>> Start SUPPLIED ENTRIES

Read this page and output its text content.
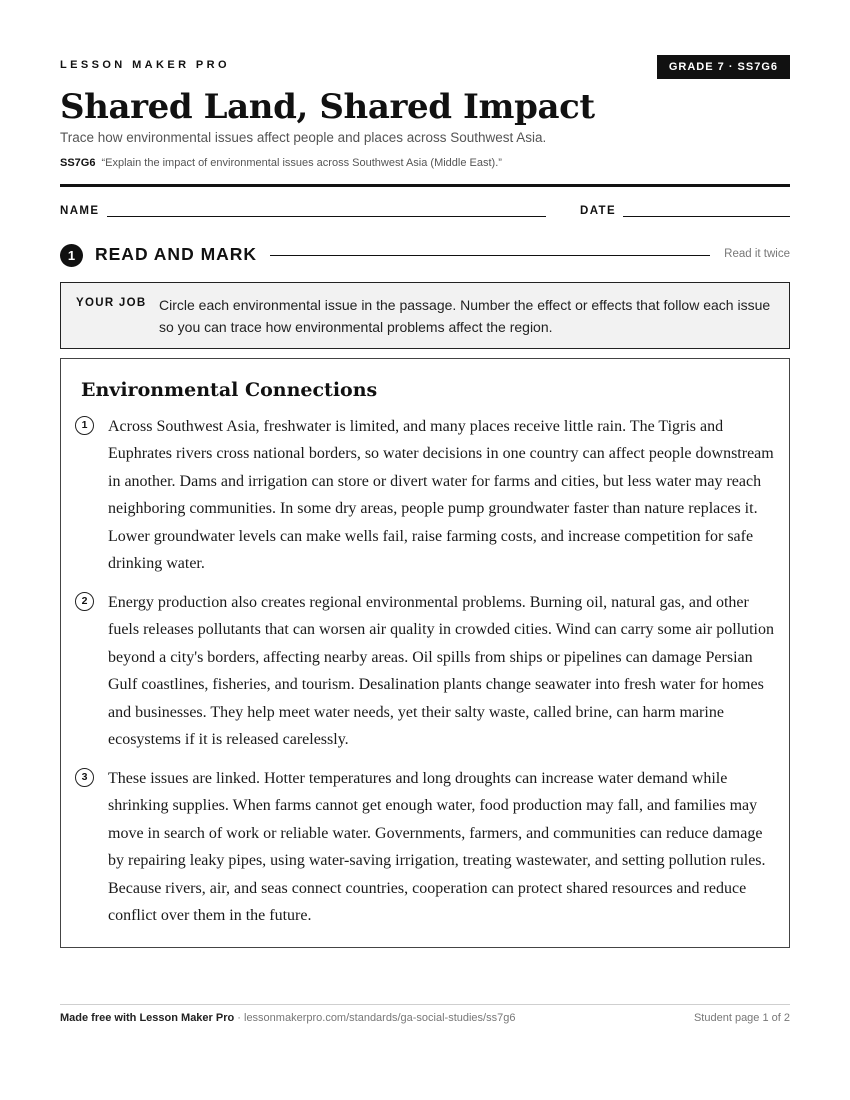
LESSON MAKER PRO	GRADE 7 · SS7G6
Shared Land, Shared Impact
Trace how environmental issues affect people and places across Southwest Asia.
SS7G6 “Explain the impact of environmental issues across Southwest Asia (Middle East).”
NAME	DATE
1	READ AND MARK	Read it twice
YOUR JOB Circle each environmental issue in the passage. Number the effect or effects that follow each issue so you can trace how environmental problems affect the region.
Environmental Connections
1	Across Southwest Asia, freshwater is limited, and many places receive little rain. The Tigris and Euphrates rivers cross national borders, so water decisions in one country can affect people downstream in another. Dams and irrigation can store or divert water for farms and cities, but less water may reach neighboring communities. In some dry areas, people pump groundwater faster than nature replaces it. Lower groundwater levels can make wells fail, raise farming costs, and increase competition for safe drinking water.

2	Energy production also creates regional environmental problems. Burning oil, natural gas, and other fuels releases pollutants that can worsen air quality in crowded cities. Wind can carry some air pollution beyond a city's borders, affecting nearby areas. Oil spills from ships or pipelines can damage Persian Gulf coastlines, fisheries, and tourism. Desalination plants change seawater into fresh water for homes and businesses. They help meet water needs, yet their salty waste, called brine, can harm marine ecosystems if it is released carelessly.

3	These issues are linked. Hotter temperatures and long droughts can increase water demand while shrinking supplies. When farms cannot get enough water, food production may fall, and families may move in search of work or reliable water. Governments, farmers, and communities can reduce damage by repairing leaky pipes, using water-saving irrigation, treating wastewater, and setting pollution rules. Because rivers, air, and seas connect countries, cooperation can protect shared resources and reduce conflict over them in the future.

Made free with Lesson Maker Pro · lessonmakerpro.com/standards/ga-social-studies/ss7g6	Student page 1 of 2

>> End SUPPLIED ENTRIES
>> Start SUPPLIED ENTRIES

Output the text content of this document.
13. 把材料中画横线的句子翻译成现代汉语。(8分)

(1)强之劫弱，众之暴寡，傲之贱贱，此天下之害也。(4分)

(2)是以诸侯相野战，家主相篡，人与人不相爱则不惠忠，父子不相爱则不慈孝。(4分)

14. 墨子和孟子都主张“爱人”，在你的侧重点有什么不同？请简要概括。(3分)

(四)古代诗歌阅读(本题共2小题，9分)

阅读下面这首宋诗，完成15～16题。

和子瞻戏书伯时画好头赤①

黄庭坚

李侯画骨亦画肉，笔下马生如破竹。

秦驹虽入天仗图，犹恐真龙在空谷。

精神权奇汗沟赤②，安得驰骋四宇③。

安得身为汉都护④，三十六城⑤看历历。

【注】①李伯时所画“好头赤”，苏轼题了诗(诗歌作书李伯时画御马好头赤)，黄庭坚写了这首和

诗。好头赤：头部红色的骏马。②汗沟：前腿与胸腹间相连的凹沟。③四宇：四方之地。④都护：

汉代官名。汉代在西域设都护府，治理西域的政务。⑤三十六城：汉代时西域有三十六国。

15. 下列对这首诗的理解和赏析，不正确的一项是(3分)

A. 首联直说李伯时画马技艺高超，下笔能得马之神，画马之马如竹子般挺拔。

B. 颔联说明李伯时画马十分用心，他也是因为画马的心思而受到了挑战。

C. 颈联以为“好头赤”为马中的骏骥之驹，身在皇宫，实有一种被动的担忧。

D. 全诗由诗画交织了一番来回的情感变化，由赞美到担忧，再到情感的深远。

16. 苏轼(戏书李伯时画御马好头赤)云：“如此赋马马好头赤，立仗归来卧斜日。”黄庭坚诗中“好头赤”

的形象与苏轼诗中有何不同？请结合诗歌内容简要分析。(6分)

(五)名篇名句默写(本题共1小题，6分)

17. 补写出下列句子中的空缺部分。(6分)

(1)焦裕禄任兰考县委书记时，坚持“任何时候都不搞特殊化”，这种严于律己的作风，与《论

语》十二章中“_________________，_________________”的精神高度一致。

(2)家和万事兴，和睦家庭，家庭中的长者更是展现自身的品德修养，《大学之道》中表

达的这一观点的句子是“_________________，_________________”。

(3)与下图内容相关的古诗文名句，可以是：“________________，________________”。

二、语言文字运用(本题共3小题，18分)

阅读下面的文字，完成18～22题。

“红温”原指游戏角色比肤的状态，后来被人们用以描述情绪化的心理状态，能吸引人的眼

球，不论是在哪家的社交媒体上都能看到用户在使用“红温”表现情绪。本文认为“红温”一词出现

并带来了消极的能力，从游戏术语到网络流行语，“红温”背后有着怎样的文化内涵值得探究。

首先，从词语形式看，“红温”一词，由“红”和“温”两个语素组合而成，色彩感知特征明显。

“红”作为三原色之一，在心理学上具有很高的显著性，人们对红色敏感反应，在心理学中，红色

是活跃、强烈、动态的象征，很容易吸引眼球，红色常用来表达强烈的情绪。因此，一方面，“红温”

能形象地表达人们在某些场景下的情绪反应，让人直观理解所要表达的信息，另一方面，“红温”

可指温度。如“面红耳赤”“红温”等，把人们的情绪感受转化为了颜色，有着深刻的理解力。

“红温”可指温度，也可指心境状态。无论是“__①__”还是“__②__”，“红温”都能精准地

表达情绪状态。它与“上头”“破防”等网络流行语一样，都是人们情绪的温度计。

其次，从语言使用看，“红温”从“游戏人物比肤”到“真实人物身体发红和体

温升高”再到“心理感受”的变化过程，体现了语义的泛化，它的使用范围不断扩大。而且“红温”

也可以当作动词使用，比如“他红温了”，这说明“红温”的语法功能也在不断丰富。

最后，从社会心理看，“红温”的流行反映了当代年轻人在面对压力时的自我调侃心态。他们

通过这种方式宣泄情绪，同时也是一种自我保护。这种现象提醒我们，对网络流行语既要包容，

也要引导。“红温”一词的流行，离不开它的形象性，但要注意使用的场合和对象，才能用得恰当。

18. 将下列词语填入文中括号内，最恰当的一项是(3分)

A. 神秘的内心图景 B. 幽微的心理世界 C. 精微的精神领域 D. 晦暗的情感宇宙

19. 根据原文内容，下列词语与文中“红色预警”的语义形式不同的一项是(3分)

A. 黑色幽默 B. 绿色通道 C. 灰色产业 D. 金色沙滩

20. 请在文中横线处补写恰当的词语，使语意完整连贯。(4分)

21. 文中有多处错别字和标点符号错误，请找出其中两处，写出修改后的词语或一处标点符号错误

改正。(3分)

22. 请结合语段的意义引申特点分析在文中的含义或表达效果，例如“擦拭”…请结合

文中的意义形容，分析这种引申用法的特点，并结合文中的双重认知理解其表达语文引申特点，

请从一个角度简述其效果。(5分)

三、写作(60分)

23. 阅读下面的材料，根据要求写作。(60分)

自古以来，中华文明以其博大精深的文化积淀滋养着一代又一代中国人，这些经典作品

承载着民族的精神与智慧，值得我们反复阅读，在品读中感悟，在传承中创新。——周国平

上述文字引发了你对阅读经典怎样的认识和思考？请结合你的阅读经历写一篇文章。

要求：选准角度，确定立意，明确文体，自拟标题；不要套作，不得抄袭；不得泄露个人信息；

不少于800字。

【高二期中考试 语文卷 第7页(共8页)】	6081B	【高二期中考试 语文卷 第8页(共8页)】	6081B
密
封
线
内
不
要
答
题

>> End SUPPLIED ENTRIES

**GOAL**
Within the listing above, find every line containing the string "Asia" and return it.

**SOLUTION BELOW**
Trace how environmental issues affect people and places across Southwest Asia.
SS7G6 “Explain the impact of environmental issues across Southwest Asia (Middle East).”
1	Across Southwest Asia, freshwater is limited, and many places receive little rain. The Tigris and Euphrates rivers cross national borders, so water decisions in one country can affect people downstream in another. Dams and irrigation can store or divert water for farms and cities, but less water may reach neighboring communities. In some dry areas, people pump groundwater faster than nature replaces it. Lower groundwater levels can make wells fail, raise farming costs, and increase competition for safe drinking water.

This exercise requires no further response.